◆ Problem details ◆
Please set down each line of the data again, unchanged.

Top of Data

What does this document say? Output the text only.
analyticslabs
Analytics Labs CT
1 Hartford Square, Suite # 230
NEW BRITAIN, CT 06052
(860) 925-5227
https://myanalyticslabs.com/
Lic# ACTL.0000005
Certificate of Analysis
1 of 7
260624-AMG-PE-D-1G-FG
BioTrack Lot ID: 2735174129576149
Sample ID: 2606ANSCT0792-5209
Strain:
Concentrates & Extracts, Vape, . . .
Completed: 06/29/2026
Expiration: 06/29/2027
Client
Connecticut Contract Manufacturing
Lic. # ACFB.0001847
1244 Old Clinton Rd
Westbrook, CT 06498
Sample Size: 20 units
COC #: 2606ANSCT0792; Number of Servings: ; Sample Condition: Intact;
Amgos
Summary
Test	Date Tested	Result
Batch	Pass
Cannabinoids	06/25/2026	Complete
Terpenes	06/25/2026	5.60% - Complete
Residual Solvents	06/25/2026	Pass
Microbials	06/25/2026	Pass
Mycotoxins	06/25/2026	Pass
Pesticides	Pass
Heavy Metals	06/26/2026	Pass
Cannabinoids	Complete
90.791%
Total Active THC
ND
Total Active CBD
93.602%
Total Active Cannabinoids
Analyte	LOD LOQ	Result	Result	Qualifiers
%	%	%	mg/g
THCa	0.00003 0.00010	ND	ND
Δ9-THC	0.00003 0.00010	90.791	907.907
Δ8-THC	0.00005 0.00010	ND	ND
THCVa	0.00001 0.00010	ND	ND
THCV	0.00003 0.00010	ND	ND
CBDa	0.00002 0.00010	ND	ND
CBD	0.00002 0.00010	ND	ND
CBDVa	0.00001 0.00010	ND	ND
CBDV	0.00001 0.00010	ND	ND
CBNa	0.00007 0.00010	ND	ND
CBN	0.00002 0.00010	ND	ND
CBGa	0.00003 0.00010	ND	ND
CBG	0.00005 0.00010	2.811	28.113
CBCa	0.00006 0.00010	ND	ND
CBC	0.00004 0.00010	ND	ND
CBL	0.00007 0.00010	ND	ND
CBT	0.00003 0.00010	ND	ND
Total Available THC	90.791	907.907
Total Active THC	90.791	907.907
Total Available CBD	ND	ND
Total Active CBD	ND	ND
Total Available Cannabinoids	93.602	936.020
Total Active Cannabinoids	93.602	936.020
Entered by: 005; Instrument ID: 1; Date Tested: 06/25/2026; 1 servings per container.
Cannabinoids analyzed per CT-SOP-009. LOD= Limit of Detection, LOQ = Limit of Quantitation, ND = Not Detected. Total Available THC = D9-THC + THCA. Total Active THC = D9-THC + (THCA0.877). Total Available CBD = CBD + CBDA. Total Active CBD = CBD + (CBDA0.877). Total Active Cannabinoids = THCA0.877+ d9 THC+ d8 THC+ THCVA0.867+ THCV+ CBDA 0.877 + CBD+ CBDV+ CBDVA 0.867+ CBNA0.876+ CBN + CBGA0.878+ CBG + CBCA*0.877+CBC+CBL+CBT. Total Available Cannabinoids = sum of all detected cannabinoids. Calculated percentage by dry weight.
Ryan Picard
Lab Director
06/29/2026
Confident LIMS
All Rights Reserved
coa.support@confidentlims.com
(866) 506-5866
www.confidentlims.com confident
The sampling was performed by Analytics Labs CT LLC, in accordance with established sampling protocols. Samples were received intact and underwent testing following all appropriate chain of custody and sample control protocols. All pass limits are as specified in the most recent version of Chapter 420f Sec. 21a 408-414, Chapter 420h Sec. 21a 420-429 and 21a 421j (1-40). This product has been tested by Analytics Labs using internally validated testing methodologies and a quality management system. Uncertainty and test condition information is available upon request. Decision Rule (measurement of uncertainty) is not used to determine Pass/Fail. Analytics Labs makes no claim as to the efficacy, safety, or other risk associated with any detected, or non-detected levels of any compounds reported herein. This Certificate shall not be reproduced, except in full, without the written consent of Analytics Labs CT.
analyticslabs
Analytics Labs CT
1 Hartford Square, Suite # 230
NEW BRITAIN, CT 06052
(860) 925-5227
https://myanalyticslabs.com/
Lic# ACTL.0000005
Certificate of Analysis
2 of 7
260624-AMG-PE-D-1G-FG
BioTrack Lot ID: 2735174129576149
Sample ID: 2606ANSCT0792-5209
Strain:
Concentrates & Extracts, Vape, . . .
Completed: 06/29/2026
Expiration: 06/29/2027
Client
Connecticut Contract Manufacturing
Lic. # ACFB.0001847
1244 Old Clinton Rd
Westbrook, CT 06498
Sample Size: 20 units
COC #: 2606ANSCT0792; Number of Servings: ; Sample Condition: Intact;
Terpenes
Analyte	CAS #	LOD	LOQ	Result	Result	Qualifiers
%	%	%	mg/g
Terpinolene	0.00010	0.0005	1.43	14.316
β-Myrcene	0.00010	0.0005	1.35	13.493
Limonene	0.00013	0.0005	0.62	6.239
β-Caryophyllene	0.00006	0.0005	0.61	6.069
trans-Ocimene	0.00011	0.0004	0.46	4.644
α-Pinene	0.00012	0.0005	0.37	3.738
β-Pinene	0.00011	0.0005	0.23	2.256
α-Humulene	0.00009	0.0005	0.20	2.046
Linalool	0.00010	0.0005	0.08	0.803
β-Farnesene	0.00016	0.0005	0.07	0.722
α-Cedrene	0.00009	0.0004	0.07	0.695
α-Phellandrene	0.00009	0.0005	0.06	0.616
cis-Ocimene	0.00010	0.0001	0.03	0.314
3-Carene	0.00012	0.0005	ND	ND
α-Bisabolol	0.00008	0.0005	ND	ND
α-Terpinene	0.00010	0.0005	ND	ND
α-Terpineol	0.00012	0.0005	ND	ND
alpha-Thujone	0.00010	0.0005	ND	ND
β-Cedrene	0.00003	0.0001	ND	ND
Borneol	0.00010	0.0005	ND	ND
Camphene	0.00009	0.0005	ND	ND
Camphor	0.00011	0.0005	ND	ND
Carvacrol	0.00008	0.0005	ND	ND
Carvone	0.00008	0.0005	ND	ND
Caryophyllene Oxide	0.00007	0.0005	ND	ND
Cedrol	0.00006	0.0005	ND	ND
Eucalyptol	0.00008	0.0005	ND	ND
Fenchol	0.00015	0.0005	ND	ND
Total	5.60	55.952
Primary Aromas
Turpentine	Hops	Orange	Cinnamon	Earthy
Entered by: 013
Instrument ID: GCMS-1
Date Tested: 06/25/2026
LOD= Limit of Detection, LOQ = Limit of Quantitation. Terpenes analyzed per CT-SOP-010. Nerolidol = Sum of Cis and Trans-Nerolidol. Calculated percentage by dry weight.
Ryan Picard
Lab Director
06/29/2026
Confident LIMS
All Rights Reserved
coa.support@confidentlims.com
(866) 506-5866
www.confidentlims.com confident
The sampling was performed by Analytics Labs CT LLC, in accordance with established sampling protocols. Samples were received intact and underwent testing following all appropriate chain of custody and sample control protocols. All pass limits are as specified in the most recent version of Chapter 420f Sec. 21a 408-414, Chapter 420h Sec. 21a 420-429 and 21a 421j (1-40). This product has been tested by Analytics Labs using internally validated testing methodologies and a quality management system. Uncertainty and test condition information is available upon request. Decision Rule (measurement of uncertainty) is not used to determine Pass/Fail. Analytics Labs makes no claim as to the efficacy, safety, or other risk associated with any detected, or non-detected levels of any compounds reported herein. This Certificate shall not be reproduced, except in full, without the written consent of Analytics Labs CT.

Bottom of Data

◆ Your solution ◆
What does this document say? Output the text only.
analyticslabs
Analytics Labs CT
1 Hartford Square, Suite # 230
NEW BRITAIN, CT 06052
(860) 925-5227
https://myanalyticslabs.com/
Lic# ACTL.0000005
Certificate of Analysis
1 of 7
260624-AMG-PE-D-1G-FG
BioTrack Lot ID: 2735174129576149
Sample ID: 2606ANSCT0792-5209
Strain:
Concentrates & Extracts, Vape, . . .
Completed: 06/29/2026
Expiration: 06/29/2027
Client
Connecticut Contract Manufacturing
Lic. # ACFB.0001847
1244 Old Clinton Rd
Westbrook, CT 06498
Sample Size: 20 units
COC #: 2606ANSCT0792; Number of Servings: ; Sample Condition: Intact;
Amgos
Summary
Test	Date Tested	Result
Batch	Pass
Cannabinoids	06/25/2026	Complete
Terpenes	06/25/2026	5.60% - Complete
Residual Solvents	06/25/2026	Pass
Microbials	06/25/2026	Pass
Mycotoxins	06/25/2026	Pass
Pesticides	Pass
Heavy Metals	06/26/2026	Pass
Cannabinoids	Complete
90.791%
Total Active THC
ND
Total Active CBD
93.602%
Total Active Cannabinoids
Analyte	LOD LOQ	Result	Result	Qualifiers
%	%	%	mg/g
THCa	0.00003 0.00010	ND	ND
Δ9-THC	0.00003 0.00010	90.791	907.907
Δ8-THC	0.00005 0.00010	ND	ND
THCVa	0.00001 0.00010	ND	ND
THCV	0.00003 0.00010	ND	ND
CBDa	0.00002 0.00010	ND	ND
CBD	0.00002 0.00010	ND	ND
CBDVa	0.00001 0.00010	ND	ND
CBDV	0.00001 0.00010	ND	ND
CBNa	0.00007 0.00010	ND	ND
CBN	0.00002 0.00010	ND	ND
CBGa	0.00003 0.00010	ND	ND
CBG	0.00005 0.00010	2.811	28.113
CBCa	0.00006 0.00010	ND	ND
CBC	0.00004 0.00010	ND	ND
CBL	0.00007 0.00010	ND	ND
CBT	0.00003 0.00010	ND	ND
Total Available THC	90.791	907.907
Total Active THC	90.791	907.907
Total Available CBD	ND	ND
Total Active CBD	ND	ND
Total Available Cannabinoids	93.602	936.020
Total Active Cannabinoids	93.602	936.020
Entered by: 005; Instrument ID: 1; Date Tested: 06/25/2026; 1 servings per container.
Cannabinoids analyzed per CT-SOP-009. LOD= Limit of Detection, LOQ = Limit of Quantitation, ND = Not Detected. Total Available THC = D9-THC + THCA. Total Active THC = D9-THC + (THCA0.877). Total Available CBD = CBD + CBDA. Total Active CBD = CBD + (CBDA0.877). Total Active Cannabinoids = THCA0.877+ d9 THC+ d8 THC+ THCVA0.867+ THCV+ CBDA 0.877 + CBD+ CBDV+ CBDVA 0.867+ CBNA0.876+ CBN + CBGA0.878+ CBG + CBCA*0.877+CBC+CBL+CBT. Total Available Cannabinoids = sum of all detected cannabinoids. Calculated percentage by dry weight.
Ryan Picard
Lab Director
06/29/2026
Confident LIMS
All Rights Reserved
coa.support@confidentlims.com
(866) 506-5866
www.confidentlims.com confident
The sampling was performed by Analytics Labs CT LLC, in accordance with established sampling protocols. Samples were received intact and underwent testing following all appropriate chain of custody and sample control protocols. All pass limits are as specified in the most recent version of Chapter 420f Sec. 21a 408-414, Chapter 420h Sec. 21a 420-429 and 21a 421j (1-40). This product has been tested by Analytics Labs using internally validated testing methodologies and a quality management system. Uncertainty and test condition information is available upon request. Decision Rule (measurement of uncertainty) is not used to determine Pass/Fail. Analytics Labs makes no claim as to the efficacy, safety, or other risk associated with any detected, or non-detected levels of any compounds reported herein. This Certificate shall not be reproduced, except in full, without the written consent of Analytics Labs CT.
analyticslabs
Analytics Labs CT
1 Hartford Square, Suite # 230
NEW BRITAIN, CT 06052
(860) 925-5227
https://myanalyticslabs.com/
Lic# ACTL.0000005
Certificate of Analysis
2 of 7
260624-AMG-PE-D-1G-FG
BioTrack Lot ID: 2735174129576149
Sample ID: 2606ANSCT0792-5209
Strain:
Concentrates & Extracts, Vape, . . .
Completed: 06/29/2026
Expiration: 06/29/2027
Client
Connecticut Contract Manufacturing
Lic. # ACFB.0001847
1244 Old Clinton Rd
Westbrook, CT 06498
Sample Size: 20 units
COC #: 2606ANSCT0792; Number of Servings: ; Sample Condition: Intact;
Terpenes
Analyte	CAS #	LOD	LOQ	Result	Result	Qualifiers
%	%	%	mg/g
Terpinolene	0.00010	0.0005	1.43	14.316
β-Myrcene	0.00010	0.0005	1.35	13.493
Limonene	0.00013	0.0005	0.62	6.239
β-Caryophyllene	0.00006	0.0005	0.61	6.069
trans-Ocimene	0.00011	0.0004	0.46	4.644
α-Pinene	0.00012	0.0005	0.37	3.738
β-Pinene	0.00011	0.0005	0.23	2.256
α-Humulene	0.00009	0.0005	0.20	2.046
Linalool	0.00010	0.0005	0.08	0.803
β-Farnesene	0.00016	0.0005	0.07	0.722
α-Cedrene	0.00009	0.0004	0.07	0.695
α-Phellandrene	0.00009	0.0005	0.06	0.616
cis-Ocimene	0.00010	0.0001	0.03	0.314
3-Carene	0.00012	0.0005	ND	ND
α-Bisabolol	0.00008	0.0005	ND	ND
α-Terpinene	0.00010	0.0005	ND	ND
α-Terpineol	0.00012	0.0005	ND	ND
alpha-Thujone	0.00010	0.0005	ND	ND
β-Cedrene	0.00003	0.0001	ND	ND
Borneol	0.00010	0.0005	ND	ND
Camphene	0.00009	0.0005	ND	ND
Camphor	0.00011	0.0005	ND	ND
Carvacrol	0.00008	0.0005	ND	ND
Carvone	0.00008	0.0005	ND	ND
Caryophyllene Oxide	0.00007	0.0005	ND	ND
Cedrol	0.00006	0.0005	ND	ND
Eucalyptol	0.00008	0.0005	ND	ND
Fenchol	0.00015	0.0005	ND	ND
Total	5.60	55.952
Primary Aromas
Turpentine	Hops	Orange	Cinnamon	Earthy
Entered by: 013
Instrument ID: GCMS-1
Date Tested: 06/25/2026
LOD= Limit of Detection, LOQ = Limit of Quantitation. Terpenes analyzed per CT-SOP-010. Nerolidol = Sum of Cis and Trans-Nerolidol. Calculated percentage by dry weight.
Ryan Picard
Lab Director
06/29/2026
Confident LIMS
All Rights Reserved
coa.support@confidentlims.com
(866) 506-5866
www.confidentlims.com confident
The sampling was performed by Analytics Labs CT LLC, in accordance with established sampling protocols. Samples were received intact and underwent testing following all appropriate chain of custody and sample control protocols. All pass limits are as specified in the most recent version of Chapter 420f Sec. 21a 408-414, Chapter 420h Sec. 21a 420-429 and 21a 421j (1-40). This product has been tested by Analytics Labs using internally validated testing methodologies and a quality management system. Uncertainty and test condition information is available upon request. Decision Rule (measurement of uncertainty) is not used to determine Pass/Fail. Analytics Labs makes no claim as to the efficacy, safety, or other risk associated with any detected, or non-detected levels of any compounds reported herein. This Certificate shall not be reproduced, except in full, without the written consent of Analytics Labs CT.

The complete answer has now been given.